** WHAT YOU ARE ASKED TO DO **
Repeat the material exactly, every line of it.
☆ ☆ ☆ ☆
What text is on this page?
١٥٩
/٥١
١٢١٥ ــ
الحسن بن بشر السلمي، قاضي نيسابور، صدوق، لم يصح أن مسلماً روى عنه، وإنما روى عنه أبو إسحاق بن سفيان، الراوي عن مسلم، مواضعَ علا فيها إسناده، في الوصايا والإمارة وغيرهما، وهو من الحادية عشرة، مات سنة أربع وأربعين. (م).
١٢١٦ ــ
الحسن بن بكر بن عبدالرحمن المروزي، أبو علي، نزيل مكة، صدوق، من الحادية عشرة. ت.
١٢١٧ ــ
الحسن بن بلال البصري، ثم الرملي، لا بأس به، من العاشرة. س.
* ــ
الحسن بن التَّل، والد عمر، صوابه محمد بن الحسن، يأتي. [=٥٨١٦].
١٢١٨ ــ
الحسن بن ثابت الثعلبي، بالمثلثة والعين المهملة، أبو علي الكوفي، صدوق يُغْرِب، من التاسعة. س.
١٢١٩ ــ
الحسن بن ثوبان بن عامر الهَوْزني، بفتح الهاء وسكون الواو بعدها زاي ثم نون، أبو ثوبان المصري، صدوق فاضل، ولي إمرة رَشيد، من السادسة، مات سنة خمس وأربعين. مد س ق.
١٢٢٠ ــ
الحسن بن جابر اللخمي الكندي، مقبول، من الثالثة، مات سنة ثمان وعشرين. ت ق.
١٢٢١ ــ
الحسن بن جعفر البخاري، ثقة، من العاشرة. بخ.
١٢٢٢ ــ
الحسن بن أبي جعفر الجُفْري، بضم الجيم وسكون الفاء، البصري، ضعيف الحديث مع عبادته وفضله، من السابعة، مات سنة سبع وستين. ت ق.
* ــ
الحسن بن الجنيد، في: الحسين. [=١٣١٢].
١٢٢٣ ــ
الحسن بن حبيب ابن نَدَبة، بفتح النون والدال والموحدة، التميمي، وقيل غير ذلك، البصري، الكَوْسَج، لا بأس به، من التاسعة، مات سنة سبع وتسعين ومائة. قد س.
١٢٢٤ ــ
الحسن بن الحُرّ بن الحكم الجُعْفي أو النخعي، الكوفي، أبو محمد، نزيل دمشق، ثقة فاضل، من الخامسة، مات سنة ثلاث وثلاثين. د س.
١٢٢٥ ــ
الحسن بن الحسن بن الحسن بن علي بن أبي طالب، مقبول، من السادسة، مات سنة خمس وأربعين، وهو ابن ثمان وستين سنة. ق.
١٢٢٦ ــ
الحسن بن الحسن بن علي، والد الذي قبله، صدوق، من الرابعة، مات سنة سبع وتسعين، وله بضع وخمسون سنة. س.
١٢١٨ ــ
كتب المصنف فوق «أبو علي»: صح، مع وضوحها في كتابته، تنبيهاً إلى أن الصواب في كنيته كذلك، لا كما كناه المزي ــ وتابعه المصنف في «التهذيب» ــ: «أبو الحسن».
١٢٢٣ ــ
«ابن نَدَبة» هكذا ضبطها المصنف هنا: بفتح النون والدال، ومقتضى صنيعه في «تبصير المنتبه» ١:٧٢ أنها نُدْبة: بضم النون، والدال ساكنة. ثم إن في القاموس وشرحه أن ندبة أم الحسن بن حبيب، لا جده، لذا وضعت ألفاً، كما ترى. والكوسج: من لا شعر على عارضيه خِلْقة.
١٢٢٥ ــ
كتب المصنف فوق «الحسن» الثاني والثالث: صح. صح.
☆ ☆ ☆ ☆
** EXERCISE SOLUTION **
What text is on this page?
١٥٩
/٥١
١٢١٥ ــ
الحسن بن بشر السلمي، قاضي نيسابور، صدوق، لم يصح أن مسلماً روى عنه، وإنما روى عنه أبو إسحاق بن سفيان، الراوي عن مسلم، مواضعَ علا فيها إسناده، في الوصايا والإمارة وغيرهما، وهو من الحادية عشرة، مات سنة أربع وأربعين. (م).
١٢١٦ ــ
الحسن بن بكر بن عبدالرحمن المروزي، أبو علي، نزيل مكة، صدوق، من الحادية عشرة. ت.
١٢١٧ ــ
الحسن بن بلال البصري، ثم الرملي، لا بأس به، من العاشرة. س.
* ــ
الحسن بن التَّل، والد عمر، صوابه محمد بن الحسن، يأتي. [=٥٨١٦].
١٢١٨ ــ
الحسن بن ثابت الثعلبي، بالمثلثة والعين المهملة، أبو علي الكوفي، صدوق يُغْرِب، من التاسعة. س.
١٢١٩ ــ
الحسن بن ثوبان بن عامر الهَوْزني، بفتح الهاء وسكون الواو بعدها زاي ثم نون، أبو ثوبان المصري، صدوق فاضل، ولي إمرة رَشيد، من السادسة، مات سنة خمس وأربعين. مد س ق.
١٢٢٠ ــ
الحسن بن جابر اللخمي الكندي، مقبول، من الثالثة، مات سنة ثمان وعشرين. ت ق.
١٢٢١ ــ
الحسن بن جعفر البخاري، ثقة، من العاشرة. بخ.
١٢٢٢ ــ
الحسن بن أبي جعفر الجُفْري، بضم الجيم وسكون الفاء، البصري، ضعيف الحديث مع عبادته وفضله، من السابعة، مات سنة سبع وستين. ت ق.
* ــ
الحسن بن الجنيد، في: الحسين. [=١٣١٢].
١٢٢٣ ــ
الحسن بن حبيب ابن نَدَبة، بفتح النون والدال والموحدة، التميمي، وقيل غير ذلك، البصري، الكَوْسَج، لا بأس به، من التاسعة، مات سنة سبع وتسعين ومائة. قد س.
١٢٢٤ ــ
الحسن بن الحُرّ بن الحكم الجُعْفي أو النخعي، الكوفي، أبو محمد، نزيل دمشق، ثقة فاضل، من الخامسة، مات سنة ثلاث وثلاثين. د س.
١٢٢٥ ــ
الحسن بن الحسن بن الحسن بن علي بن أبي طالب، مقبول، من السادسة، مات سنة خمس وأربعين، وهو ابن ثمان وستين سنة. ق.
١٢٢٦ ــ
الحسن بن الحسن بن علي، والد الذي قبله، صدوق، من الرابعة، مات سنة سبع وتسعين، وله بضع وخمسون سنة. س.
١٢١٨ ــ
كتب المصنف فوق «أبو علي»: صح، مع وضوحها في كتابته، تنبيهاً إلى أن الصواب في كنيته كذلك، لا كما كناه المزي ــ وتابعه المصنف في «التهذيب» ــ: «أبو الحسن».
١٢٢٣ ــ
«ابن نَدَبة» هكذا ضبطها المصنف هنا: بفتح النون والدال، ومقتضى صنيعه في «تبصير المنتبه» ١:٧٢ أنها نُدْبة: بضم النون، والدال ساكنة. ثم إن في القاموس وشرحه أن ندبة أم الحسن بن حبيب، لا جده، لذا وضعت ألفاً، كما ترى. والكوسج: من لا شعر على عارضيه خِلْقة.
١٢٢٥ ــ
كتب المصنف فوق «الحسن» الثاني والثالث: صح. صح.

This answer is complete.